- What you will do -
Every entry must be given again exactly.

- Stored records -
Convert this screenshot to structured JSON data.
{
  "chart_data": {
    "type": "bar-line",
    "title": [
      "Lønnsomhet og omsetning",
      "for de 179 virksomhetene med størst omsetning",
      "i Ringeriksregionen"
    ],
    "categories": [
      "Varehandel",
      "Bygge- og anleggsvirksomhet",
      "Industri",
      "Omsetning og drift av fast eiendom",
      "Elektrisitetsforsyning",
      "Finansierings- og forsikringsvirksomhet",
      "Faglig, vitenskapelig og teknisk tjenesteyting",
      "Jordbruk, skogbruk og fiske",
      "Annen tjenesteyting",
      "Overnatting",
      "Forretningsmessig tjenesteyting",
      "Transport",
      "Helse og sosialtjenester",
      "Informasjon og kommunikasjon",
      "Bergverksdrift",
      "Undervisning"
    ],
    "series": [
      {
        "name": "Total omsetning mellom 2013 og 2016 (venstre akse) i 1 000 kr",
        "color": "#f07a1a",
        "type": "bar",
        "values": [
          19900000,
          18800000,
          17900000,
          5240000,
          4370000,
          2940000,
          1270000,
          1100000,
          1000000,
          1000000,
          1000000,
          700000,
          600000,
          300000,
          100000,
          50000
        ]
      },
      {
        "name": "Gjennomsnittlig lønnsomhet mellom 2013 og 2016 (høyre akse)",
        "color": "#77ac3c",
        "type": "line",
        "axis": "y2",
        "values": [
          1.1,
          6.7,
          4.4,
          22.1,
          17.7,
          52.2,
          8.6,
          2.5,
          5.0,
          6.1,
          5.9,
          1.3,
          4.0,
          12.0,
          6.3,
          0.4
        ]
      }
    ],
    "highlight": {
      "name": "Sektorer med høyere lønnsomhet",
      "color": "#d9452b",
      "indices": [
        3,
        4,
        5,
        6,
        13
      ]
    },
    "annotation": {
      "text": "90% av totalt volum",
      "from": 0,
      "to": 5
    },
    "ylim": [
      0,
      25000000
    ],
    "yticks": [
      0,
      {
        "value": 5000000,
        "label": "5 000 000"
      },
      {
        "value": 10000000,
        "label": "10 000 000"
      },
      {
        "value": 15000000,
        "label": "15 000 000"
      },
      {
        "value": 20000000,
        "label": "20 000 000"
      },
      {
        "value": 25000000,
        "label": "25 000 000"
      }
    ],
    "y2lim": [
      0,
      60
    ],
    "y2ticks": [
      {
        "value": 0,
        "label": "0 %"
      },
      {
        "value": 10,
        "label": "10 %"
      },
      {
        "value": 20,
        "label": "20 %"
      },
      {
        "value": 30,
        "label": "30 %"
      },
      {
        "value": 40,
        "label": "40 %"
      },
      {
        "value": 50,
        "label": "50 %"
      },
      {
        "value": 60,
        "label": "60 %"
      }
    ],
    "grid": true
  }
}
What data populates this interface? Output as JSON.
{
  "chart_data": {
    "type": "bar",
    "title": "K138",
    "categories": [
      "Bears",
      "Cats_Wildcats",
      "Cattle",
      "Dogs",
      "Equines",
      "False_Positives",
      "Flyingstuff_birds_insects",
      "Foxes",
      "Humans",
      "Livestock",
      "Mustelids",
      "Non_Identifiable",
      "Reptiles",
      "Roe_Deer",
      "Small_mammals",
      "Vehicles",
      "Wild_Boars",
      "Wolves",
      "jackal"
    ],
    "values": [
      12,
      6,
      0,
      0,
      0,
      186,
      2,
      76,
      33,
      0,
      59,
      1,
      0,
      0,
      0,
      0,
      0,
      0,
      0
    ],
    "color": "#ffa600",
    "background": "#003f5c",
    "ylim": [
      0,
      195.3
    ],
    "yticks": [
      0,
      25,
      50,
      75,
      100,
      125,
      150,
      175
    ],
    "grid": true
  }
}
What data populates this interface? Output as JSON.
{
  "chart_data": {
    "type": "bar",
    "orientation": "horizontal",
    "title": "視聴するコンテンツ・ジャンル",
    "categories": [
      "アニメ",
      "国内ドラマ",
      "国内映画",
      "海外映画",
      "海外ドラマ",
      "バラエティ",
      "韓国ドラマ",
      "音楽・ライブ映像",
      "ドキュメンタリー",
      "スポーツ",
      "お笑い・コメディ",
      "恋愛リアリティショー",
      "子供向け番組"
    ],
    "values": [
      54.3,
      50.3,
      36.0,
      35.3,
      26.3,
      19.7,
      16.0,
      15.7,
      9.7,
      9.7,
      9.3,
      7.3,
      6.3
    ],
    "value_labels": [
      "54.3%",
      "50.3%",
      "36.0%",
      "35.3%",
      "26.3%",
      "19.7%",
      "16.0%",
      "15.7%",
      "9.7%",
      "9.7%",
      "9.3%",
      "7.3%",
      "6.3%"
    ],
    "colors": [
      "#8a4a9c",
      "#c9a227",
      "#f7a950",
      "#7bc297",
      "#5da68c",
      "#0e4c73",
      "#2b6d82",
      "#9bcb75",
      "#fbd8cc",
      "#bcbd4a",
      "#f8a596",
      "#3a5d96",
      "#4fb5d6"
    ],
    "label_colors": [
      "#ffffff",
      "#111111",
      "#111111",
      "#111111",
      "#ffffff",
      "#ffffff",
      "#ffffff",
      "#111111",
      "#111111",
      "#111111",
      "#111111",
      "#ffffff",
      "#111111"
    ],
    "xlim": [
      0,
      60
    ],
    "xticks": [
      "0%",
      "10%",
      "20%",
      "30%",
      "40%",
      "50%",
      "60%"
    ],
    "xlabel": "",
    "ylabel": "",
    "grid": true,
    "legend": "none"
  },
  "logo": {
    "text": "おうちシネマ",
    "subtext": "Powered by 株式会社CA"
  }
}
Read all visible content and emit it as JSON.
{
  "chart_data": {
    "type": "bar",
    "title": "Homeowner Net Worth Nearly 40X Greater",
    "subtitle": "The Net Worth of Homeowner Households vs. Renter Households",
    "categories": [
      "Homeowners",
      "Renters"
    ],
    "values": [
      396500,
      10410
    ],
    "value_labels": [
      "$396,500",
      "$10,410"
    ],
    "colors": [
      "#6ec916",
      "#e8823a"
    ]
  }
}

- Answer to the problem -
Convert this screenshot to structured JSON data.
{
  "chart_data": {
    "type": "bar-line",
    "title": [
      "Lønnsomhet og omsetning",
      "for de 179 virksomhetene med størst omsetning",
      "i Ringeriksregionen"
    ],
    "categories": [
      "Varehandel",
      "Bygge- og anleggsvirksomhet",
      "Industri",
      "Omsetning og drift av fast eiendom",
      "Elektrisitetsforsyning",
      "Finansierings- og forsikringsvirksomhet",
      "Faglig, vitenskapelig og teknisk tjenesteyting",
      "Jordbruk, skogbruk og fiske",
      "Annen tjenesteyting",
      "Overnatting",
      "Forretningsmessig tjenesteyting",
      "Transport",
      "Helse og sosialtjenester",
      "Informasjon og kommunikasjon",
      "Bergverksdrift",
      "Undervisning"
    ],
    "series": [
      {
        "name": "Total omsetning mellom 2013 og 2016 (venstre akse) i 1 000 kr",
        "color": "#f07a1a",
        "type": "bar",
        "values": [
          19900000,
          18800000,
          17900000,
          5240000,
          4370000,
          2940000,
          1270000,
          1100000,
          1000000,
          1000000,
          1000000,
          700000,
          600000,
          300000,
          100000,
          50000
        ]
      },
      {
        "name": "Gjennomsnittlig lønnsomhet mellom 2013 og 2016 (høyre akse)",
        "color": "#77ac3c",
        "type": "line",
        "axis": "y2",
        "values": [
          1.1,
          6.7,
          4.4,
          22.1,
          17.7,
          52.2,
          8.6,
          2.5,
          5.0,
          6.1,
          5.9,
          1.3,
          4.0,
          12.0,
          6.3,
          0.4
        ]
      }
    ],
    "highlight": {
      "name": "Sektorer med høyere lønnsomhet",
      "color": "#d9452b",
      "indices": [
        3,
        4,
        5,
        6,
        13
      ]
    },
    "annotation": {
      "text": "90% av totalt volum",
      "from": 0,
      "to": 5
    },
    "ylim": [
      0,
      25000000
    ],
    "yticks": [
      0,
      {
        "value": 5000000,
        "label": "5 000 000"
      },
      {
        "value": 10000000,
        "label": "10 000 000"
      },
      {
        "value": 15000000,
        "label": "15 000 000"
      },
      {
        "value": 20000000,
        "label": "20 000 000"
      },
      {
        "value": 25000000,
        "label": "25 000 000"
      }
    ],
    "y2lim": [
      0,
      60
    ],
    "y2ticks": [
      {
        "value": 0,
        "label": "0 %"
      },
      {
        "value": 10,
        "label": "10 %"
      },
      {
        "value": 20,
        "label": "20 %"
      },
      {
        "value": 30,
        "label": "30 %"
      },
      {
        "value": 40,
        "label": "40 %"
      },
      {
        "value": 50,
        "label": "50 %"
      },
      {
        "value": 60,
        "label": "60 %"
      }
    ],
    "grid": true
  }
}
What data populates this interface? Output as JSON.
{
  "chart_data": {
    "type": "bar",
    "title": "K138",
    "categories": [
      "Bears",
      "Cats_Wildcats",
      "Cattle",
      "Dogs",
      "Equines",
      "False_Positives",
      "Flyingstuff_birds_insects",
      "Foxes",
      "Humans",
      "Livestock",
      "Mustelids",
      "Non_Identifiable",
      "Reptiles",
      "Roe_Deer",
      "Small_mammals",
      "Vehicles",
      "Wild_Boars",
      "Wolves",
      "jackal"
    ],
    "values": [
      12,
      6,
      0,
      0,
      0,
      186,
      2,
      76,
      33,
      0,
      59,
      1,
      0,
      0,
      0,
      0,
      0,
      0,
      0
    ],
    "color": "#ffa600",
    "background": "#003f5c",
    "ylim": [
      0,
      195.3
    ],
    "yticks": [
      0,
      25,
      50,
      75,
      100,
      125,
      150,
      175
    ],
    "grid": true
  }
}
What data populates this interface? Output as JSON.
{
  "chart_data": {
    "type": "bar",
    "orientation": "horizontal",
    "title": "視聴するコンテンツ・ジャンル",
    "categories": [
      "アニメ",
      "国内ドラマ",
      "国内映画",
      "海外映画",
      "海外ドラマ",
      "バラエティ",
      "韓国ドラマ",
      "音楽・ライブ映像",
      "ドキュメンタリー",
      "スポーツ",
      "お笑い・コメディ",
      "恋愛リアリティショー",
      "子供向け番組"
    ],
    "values": [
      54.3,
      50.3,
      36.0,
      35.3,
      26.3,
      19.7,
      16.0,
      15.7,
      9.7,
      9.7,
      9.3,
      7.3,
      6.3
    ],
    "value_labels": [
      "54.3%",
      "50.3%",
      "36.0%",
      "35.3%",
      "26.3%",
      "19.7%",
      "16.0%",
      "15.7%",
      "9.7%",
      "9.7%",
      "9.3%",
      "7.3%",
      "6.3%"
    ],
    "colors": [
      "#8a4a9c",
      "#c9a227",
      "#f7a950",
      "#7bc297",
      "#5da68c",
      "#0e4c73",
      "#2b6d82",
      "#9bcb75",
      "#fbd8cc",
      "#bcbd4a",
      "#f8a596",
      "#3a5d96",
      "#4fb5d6"
    ],
    "label_colors": [
      "#ffffff",
      "#111111",
      "#111111",
      "#111111",
      "#ffffff",
      "#ffffff",
      "#ffffff",
      "#111111",
      "#111111",
      "#111111",
      "#111111",
      "#ffffff",
      "#111111"
    ],
    "xlim": [
      0,
      60
    ],
    "xticks": [
      "0%",
      "10%",
      "20%",
      "30%",
      "40%",
      "50%",
      "60%"
    ],
    "xlabel": "",
    "ylabel": "",
    "grid": true,
    "legend": "none"
  },
  "logo": {
    "text": "おうちシネマ",
    "subtext": "Powered by 株式会社CA"
  }
}
Read all visible content and emit it as JSON.
{
  "chart_data": {
    "type": "bar",
    "title": "Homeowner Net Worth Nearly 40X Greater",
    "subtitle": "The Net Worth of Homeowner Households vs. Renter Households",
    "categories": [
      "Homeowners",
      "Renters"
    ],
    "values": [
      396500,
      10410
    ],
    "value_labels": [
      "$396,500",
      "$10,410"
    ],
    "colors": [
      "#6ec916",
      "#e8823a"
    ]
  }
}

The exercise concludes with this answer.